## Task
Each line of the entries that mentions the string "problems" needs to be reported.
══════════
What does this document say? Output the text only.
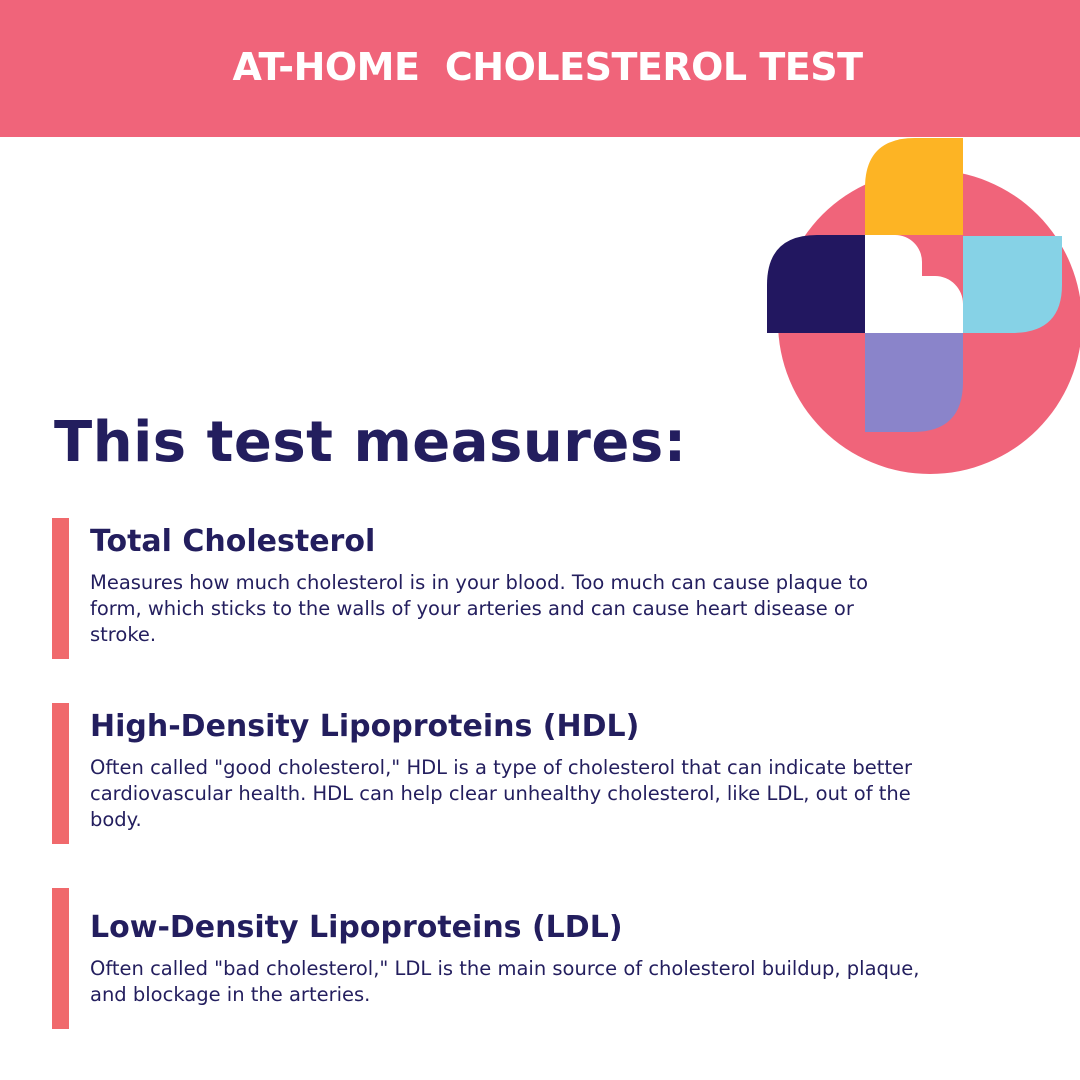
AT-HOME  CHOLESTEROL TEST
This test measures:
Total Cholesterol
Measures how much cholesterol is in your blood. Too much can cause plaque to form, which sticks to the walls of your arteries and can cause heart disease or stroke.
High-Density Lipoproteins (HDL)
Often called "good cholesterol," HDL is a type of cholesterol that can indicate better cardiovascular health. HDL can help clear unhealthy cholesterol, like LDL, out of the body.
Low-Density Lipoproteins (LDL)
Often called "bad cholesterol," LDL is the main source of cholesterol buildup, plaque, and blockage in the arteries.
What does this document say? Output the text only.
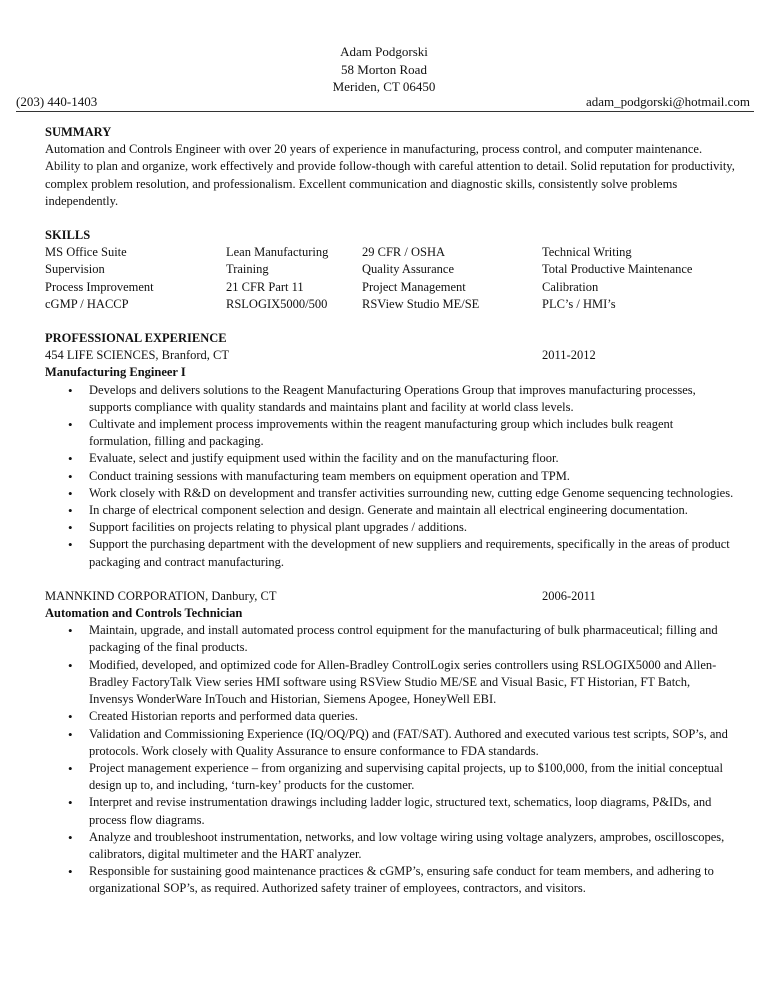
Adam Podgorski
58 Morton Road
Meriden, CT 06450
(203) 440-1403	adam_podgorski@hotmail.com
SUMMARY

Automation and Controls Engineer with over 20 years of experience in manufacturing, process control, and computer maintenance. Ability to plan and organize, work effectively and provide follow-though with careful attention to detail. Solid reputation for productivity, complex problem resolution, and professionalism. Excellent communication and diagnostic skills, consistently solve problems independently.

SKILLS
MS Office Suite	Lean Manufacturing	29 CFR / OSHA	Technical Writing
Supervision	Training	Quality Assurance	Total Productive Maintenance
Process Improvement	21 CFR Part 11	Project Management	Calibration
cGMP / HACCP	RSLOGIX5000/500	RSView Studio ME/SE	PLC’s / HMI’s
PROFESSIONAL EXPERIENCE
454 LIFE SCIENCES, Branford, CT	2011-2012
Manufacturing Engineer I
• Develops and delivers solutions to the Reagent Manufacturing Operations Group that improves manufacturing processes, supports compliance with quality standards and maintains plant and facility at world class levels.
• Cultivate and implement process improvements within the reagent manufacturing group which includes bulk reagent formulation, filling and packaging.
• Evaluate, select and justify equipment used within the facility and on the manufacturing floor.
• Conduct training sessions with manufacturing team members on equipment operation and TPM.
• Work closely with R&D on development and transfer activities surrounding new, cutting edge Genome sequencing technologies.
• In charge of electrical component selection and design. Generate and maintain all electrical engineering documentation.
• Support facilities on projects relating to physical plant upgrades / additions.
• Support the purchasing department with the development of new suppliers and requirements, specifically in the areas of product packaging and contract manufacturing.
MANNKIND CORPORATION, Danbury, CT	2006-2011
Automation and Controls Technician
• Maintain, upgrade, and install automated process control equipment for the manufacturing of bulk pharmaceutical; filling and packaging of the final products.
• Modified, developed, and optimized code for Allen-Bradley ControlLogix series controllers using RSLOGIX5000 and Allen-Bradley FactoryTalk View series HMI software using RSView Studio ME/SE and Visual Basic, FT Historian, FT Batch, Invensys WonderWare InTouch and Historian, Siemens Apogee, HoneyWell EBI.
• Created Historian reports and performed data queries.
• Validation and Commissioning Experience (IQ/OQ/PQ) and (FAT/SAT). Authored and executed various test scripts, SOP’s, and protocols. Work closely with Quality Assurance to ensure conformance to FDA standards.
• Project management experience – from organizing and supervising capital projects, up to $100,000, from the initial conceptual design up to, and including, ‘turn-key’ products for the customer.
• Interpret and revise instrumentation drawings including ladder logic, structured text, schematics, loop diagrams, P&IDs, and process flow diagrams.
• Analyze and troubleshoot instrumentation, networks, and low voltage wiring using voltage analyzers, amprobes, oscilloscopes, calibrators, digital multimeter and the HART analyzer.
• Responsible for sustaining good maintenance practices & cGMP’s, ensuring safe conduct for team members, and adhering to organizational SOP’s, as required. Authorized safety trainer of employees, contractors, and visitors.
══════════
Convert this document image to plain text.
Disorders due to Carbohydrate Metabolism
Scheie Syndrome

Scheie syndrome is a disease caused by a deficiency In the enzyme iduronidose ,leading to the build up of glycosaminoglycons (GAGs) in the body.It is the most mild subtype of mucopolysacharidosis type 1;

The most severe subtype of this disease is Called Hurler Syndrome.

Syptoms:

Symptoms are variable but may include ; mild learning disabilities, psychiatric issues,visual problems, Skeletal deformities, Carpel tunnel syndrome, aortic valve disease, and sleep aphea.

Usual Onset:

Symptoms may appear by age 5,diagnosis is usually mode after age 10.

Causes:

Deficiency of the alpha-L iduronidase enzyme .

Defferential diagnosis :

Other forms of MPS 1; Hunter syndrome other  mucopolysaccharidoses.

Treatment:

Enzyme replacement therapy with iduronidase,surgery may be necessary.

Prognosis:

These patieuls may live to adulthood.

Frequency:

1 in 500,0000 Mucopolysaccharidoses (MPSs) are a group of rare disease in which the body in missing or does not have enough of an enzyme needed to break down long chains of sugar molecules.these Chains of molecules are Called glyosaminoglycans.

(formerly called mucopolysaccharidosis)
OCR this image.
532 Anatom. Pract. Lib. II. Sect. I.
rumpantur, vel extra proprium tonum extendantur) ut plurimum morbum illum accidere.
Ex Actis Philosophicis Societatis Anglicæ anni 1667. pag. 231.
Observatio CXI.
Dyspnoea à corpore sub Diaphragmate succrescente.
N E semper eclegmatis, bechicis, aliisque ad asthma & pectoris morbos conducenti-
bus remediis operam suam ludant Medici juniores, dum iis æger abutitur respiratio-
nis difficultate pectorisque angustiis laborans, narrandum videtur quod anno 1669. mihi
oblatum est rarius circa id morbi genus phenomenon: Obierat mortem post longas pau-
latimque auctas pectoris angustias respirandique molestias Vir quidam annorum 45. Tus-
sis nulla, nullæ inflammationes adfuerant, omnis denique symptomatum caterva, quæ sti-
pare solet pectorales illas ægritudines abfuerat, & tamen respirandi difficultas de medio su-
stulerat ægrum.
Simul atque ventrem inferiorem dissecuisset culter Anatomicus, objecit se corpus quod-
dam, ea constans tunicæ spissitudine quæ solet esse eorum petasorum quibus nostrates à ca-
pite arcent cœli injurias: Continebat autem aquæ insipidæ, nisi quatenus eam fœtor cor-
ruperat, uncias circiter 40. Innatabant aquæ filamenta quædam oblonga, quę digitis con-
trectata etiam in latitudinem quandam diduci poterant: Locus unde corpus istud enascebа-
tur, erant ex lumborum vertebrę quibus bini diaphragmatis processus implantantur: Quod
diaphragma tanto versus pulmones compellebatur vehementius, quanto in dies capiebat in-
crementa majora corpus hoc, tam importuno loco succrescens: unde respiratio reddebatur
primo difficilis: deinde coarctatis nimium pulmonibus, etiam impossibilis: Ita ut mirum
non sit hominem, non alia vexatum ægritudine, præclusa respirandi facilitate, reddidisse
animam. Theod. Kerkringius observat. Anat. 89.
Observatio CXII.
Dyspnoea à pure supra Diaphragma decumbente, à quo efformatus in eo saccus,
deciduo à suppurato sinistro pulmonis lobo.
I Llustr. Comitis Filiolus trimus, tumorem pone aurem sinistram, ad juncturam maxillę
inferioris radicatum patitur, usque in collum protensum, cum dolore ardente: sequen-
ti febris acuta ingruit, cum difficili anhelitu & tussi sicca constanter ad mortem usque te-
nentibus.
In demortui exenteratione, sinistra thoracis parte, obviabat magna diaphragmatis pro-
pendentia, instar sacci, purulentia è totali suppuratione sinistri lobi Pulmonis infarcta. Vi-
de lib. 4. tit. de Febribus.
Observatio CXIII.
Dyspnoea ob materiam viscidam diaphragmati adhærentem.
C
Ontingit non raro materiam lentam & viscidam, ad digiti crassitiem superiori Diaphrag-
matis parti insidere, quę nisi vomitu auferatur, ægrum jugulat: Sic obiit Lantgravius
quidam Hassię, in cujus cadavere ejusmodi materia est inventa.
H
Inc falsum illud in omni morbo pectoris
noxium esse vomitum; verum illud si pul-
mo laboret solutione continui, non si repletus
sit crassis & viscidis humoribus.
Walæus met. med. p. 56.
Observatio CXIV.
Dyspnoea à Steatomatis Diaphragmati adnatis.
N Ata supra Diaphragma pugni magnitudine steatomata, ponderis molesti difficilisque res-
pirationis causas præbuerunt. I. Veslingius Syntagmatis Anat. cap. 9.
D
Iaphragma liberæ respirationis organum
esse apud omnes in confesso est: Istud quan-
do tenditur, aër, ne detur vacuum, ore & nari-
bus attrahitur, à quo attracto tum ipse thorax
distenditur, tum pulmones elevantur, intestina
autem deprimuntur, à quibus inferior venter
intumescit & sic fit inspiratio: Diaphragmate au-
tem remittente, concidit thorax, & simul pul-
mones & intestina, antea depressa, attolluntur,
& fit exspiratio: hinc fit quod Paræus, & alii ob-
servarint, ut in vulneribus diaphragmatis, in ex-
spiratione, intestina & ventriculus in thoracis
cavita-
══════════
## Result for this task
Automation and Controls Engineer with over 20 years of experience in manufacturing, process control, and computer maintenance. Ability to plan and organize, work effectively and provide follow-though with careful attention to detail. Solid reputation for productivity, complex problem resolution, and professionalism. Excellent communication and diagnostic skills, consistently solve problems independently.
Symptoms are variable but may include ; mild learning disabilities, psychiatric issues,visual problems, Skeletal deformities, Carpel tunnel syndrome, aortic valve disease, and sleep aphea.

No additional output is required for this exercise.